[WRITTEN TASK] Can you print the data exactly and leave out each image?

[DATASET]
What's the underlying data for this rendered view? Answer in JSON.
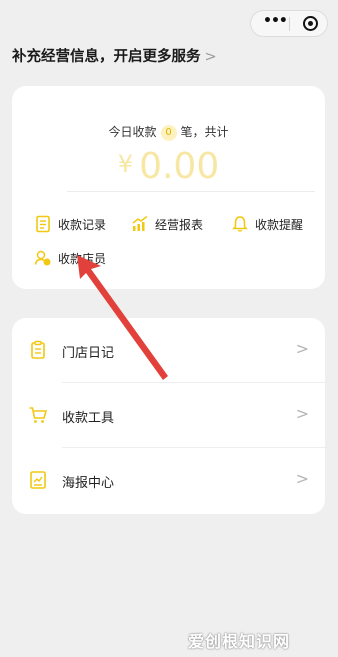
{
  "banner": {
    "text": "补充经营信息，开启更多服务",
    "chevron": ">"
  },
  "summary": {
    "prefix": "今日收款",
    "count": "0",
    "suffix": "笔，共计",
    "currency": "¥",
    "amount": "0.00"
  },
  "quick_actions": [
    {
      "label": "收款记录",
      "icon": "receipt-icon"
    },
    {
      "label": "经营报表",
      "icon": "chart-icon"
    },
    {
      "label": "收款提醒",
      "icon": "bell-icon"
    },
    {
      "label": "收款店员",
      "icon": "staff-icon"
    }
  ],
  "menu": [
    {
      "label": "门店日记",
      "icon": "clipboard-icon",
      "chevron": ">"
    },
    {
      "label": "收款工具",
      "icon": "cart-icon",
      "chevron": ">"
    },
    {
      "label": "海报中心",
      "icon": "poster-icon",
      "chevron": ">"
    }
  ],
  "colors": {
    "accent": "#f2c811",
    "arrow": "#e2413b"
  },
  "watermark": "爱创根知识网"
}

[SOLUTION TO THIS EXERCISE]
What's the underlying data for this rendered view? Answer in JSON.
{
  "banner": {
    "text": "补充经营信息，开启更多服务",
    "chevron": ">"
  },
  "summary": {
    "prefix": "今日收款",
    "count": "0",
    "suffix": "笔，共计",
    "currency": "¥",
    "amount": "0.00"
  },
  "quick_actions": [
    {
      "label": "收款记录",
      "icon": "receipt-icon"
    },
    {
      "label": "经营报表",
      "icon": "chart-icon"
    },
    {
      "label": "收款提醒",
      "icon": "bell-icon"
    },
    {
      "label": "收款店员",
      "icon": "staff-icon"
    }
  ],
  "menu": [
    {
      "label": "门店日记",
      "icon": "clipboard-icon",
      "chevron": ">"
    },
    {
      "label": "收款工具",
      "icon": "cart-icon",
      "chevron": ">"
    },
    {
      "label": "海报中心",
      "icon": "poster-icon",
      "chevron": ">"
    }
  ],
  "colors": {
    "accent": "#f2c811",
    "arrow": "#e2413b"
  },
  "watermark": "爱创根知识网"
}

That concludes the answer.